▼▼▼
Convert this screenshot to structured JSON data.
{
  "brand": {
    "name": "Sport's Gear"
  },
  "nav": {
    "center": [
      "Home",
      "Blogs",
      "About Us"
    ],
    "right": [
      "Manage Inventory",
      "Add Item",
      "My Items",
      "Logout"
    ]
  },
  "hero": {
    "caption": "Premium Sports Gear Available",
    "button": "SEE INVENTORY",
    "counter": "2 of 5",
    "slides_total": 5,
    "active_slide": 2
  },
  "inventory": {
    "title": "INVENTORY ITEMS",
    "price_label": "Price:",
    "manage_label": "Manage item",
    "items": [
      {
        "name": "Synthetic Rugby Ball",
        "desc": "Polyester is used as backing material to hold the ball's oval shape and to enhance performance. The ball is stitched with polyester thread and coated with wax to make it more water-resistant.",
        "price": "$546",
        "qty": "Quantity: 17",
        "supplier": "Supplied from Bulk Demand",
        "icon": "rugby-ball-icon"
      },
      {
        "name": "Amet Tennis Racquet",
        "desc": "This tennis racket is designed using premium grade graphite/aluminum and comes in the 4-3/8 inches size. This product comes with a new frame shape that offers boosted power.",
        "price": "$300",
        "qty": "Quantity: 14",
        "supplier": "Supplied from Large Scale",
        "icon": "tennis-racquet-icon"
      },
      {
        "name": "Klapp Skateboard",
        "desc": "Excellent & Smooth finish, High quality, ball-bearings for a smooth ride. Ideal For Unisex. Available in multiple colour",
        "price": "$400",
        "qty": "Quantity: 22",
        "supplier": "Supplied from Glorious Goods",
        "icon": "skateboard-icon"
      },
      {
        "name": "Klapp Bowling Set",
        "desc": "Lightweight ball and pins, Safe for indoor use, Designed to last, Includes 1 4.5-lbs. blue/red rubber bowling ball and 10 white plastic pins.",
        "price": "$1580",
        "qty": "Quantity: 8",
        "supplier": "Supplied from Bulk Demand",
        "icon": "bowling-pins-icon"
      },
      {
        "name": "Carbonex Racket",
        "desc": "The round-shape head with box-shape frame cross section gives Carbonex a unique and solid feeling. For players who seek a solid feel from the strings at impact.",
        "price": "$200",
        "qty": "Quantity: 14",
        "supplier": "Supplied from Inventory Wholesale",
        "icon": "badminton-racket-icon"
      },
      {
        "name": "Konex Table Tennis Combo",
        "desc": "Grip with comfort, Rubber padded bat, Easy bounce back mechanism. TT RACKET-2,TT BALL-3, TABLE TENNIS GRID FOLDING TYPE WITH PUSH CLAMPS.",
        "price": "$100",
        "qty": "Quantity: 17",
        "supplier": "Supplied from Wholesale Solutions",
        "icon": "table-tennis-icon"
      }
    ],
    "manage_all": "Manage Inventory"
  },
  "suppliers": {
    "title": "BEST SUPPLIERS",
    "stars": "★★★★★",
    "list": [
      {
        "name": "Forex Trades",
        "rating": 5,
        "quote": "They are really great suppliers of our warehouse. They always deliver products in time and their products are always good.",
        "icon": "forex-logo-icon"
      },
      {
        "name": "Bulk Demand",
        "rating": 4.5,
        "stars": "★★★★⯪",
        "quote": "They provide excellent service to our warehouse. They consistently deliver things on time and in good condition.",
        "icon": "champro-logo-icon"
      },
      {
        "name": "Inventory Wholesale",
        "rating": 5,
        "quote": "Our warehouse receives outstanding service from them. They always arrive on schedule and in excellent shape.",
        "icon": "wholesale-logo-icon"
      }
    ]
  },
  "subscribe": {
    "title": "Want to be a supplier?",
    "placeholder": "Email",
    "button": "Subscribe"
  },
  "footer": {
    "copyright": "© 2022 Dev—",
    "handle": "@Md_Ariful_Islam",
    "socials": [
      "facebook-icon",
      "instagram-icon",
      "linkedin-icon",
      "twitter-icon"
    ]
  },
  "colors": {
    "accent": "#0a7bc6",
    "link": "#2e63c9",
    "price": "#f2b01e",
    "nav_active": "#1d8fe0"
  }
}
▲▲▲
=== To do ===
Search the material above for "pins". Pull out each line where it shows up.

=== Task result ===
        "desc": "Lightweight ball and pins, Safe for indoor use, Designed to last, Includes 1 4.5-lbs. blue/red rubber bowling ball and 10 white plastic pins.",
        "icon": "bowling-pins-icon"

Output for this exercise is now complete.